* [The request] Each record below must be returned exactly as shown.

* Start Record extracts *

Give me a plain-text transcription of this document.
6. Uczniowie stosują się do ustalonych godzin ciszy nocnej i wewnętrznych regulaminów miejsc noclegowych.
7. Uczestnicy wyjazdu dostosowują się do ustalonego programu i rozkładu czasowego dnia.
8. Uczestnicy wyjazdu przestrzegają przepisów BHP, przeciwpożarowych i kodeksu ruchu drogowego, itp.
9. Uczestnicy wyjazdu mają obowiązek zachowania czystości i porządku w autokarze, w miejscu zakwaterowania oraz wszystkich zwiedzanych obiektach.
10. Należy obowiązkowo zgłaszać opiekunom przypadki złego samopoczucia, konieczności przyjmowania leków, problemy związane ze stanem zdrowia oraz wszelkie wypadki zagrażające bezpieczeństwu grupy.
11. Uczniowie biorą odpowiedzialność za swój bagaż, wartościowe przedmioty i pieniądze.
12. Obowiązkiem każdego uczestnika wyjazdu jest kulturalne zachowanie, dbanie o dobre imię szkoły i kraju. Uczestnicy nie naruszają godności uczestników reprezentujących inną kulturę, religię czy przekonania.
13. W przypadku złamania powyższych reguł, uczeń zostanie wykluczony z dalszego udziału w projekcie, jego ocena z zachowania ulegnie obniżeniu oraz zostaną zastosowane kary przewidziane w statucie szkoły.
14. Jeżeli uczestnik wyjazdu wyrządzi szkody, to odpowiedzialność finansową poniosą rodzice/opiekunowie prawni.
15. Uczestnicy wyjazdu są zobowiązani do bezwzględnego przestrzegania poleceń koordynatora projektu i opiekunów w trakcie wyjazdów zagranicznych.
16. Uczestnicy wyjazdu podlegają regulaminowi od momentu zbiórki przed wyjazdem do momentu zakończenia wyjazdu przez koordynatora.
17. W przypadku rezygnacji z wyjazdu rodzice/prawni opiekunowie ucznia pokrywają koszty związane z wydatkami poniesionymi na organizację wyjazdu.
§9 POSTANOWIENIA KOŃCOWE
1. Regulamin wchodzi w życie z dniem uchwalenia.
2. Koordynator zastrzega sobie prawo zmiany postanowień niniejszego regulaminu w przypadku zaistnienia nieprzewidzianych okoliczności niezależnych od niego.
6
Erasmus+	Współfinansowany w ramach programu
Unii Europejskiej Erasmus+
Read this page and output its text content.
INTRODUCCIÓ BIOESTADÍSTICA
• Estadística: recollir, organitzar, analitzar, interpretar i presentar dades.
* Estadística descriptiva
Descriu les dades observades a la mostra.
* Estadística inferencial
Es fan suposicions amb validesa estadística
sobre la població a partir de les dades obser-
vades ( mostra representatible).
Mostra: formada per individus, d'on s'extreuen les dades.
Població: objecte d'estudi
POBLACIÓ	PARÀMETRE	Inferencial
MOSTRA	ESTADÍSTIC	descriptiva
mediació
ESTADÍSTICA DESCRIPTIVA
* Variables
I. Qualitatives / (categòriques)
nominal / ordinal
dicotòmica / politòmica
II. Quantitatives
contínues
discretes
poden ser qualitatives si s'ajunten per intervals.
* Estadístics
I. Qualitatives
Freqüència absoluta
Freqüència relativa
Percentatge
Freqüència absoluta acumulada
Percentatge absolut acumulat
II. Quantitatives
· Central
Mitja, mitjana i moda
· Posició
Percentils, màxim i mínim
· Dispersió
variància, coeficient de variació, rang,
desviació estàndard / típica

* End Record extracts *

* [The solution]
Give me a plain-text transcription of this document.
6. Uczniowie stosują się do ustalonych godzin ciszy nocnej i wewnętrznych regulaminów miejsc noclegowych.
7. Uczestnicy wyjazdu dostosowują się do ustalonego programu i rozkładu czasowego dnia.
8. Uczestnicy wyjazdu przestrzegają przepisów BHP, przeciwpożarowych i kodeksu ruchu drogowego, itp.
9. Uczestnicy wyjazdu mają obowiązek zachowania czystości i porządku w autokarze, w miejscu zakwaterowania oraz wszystkich zwiedzanych obiektach.
10. Należy obowiązkowo zgłaszać opiekunom przypadki złego samopoczucia, konieczności przyjmowania leków, problemy związane ze stanem zdrowia oraz wszelkie wypadki zagrażające bezpieczeństwu grupy.
11. Uczniowie biorą odpowiedzialność za swój bagaż, wartościowe przedmioty i pieniądze.
12. Obowiązkiem każdego uczestnika wyjazdu jest kulturalne zachowanie, dbanie o dobre imię szkoły i kraju. Uczestnicy nie naruszają godności uczestników reprezentujących inną kulturę, religię czy przekonania.
13. W przypadku złamania powyższych reguł, uczeń zostanie wykluczony z dalszego udziału w projekcie, jego ocena z zachowania ulegnie obniżeniu oraz zostaną zastosowane kary przewidziane w statucie szkoły.
14. Jeżeli uczestnik wyjazdu wyrządzi szkody, to odpowiedzialność finansową poniosą rodzice/opiekunowie prawni.
15. Uczestnicy wyjazdu są zobowiązani do bezwzględnego przestrzegania poleceń koordynatora projektu i opiekunów w trakcie wyjazdów zagranicznych.
16. Uczestnicy wyjazdu podlegają regulaminowi od momentu zbiórki przed wyjazdem do momentu zakończenia wyjazdu przez koordynatora.
17. W przypadku rezygnacji z wyjazdu rodzice/prawni opiekunowie ucznia pokrywają koszty związane z wydatkami poniesionymi na organizację wyjazdu.
§9 POSTANOWIENIA KOŃCOWE
1. Regulamin wchodzi w życie z dniem uchwalenia.
2. Koordynator zastrzega sobie prawo zmiany postanowień niniejszego regulaminu w przypadku zaistnienia nieprzewidzianych okoliczności niezależnych od niego.
6
Erasmus+	Współfinansowany w ramach programu
Unii Europejskiej Erasmus+
Read this page and output its text content.
INTRODUCCIÓ BIOESTADÍSTICA
• Estadística: recollir, organitzar, analitzar, interpretar i presentar dades.
* Estadística descriptiva
Descriu les dades observades a la mostra.
* Estadística inferencial
Es fan suposicions amb validesa estadística
sobre la població a partir de les dades obser-
vades ( mostra representatible).
Mostra: formada per individus, d'on s'extreuen les dades.
Població: objecte d'estudi
POBLACIÓ	PARÀMETRE	Inferencial
MOSTRA	ESTADÍSTIC	descriptiva
mediació
ESTADÍSTICA DESCRIPTIVA
* Variables
I. Qualitatives / (categòriques)
nominal / ordinal
dicotòmica / politòmica
II. Quantitatives
contínues
discretes
poden ser qualitatives si s'ajunten per intervals.
* Estadístics
I. Qualitatives
Freqüència absoluta
Freqüència relativa
Percentatge
Freqüència absoluta acumulada
Percentatge absolut acumulat
II. Quantitatives
· Central
Mitja, mitjana i moda
· Posició
Percentils, màxim i mínim
· Dispersió
variància, coeficient de variació, rang,
desviació estàndard / típica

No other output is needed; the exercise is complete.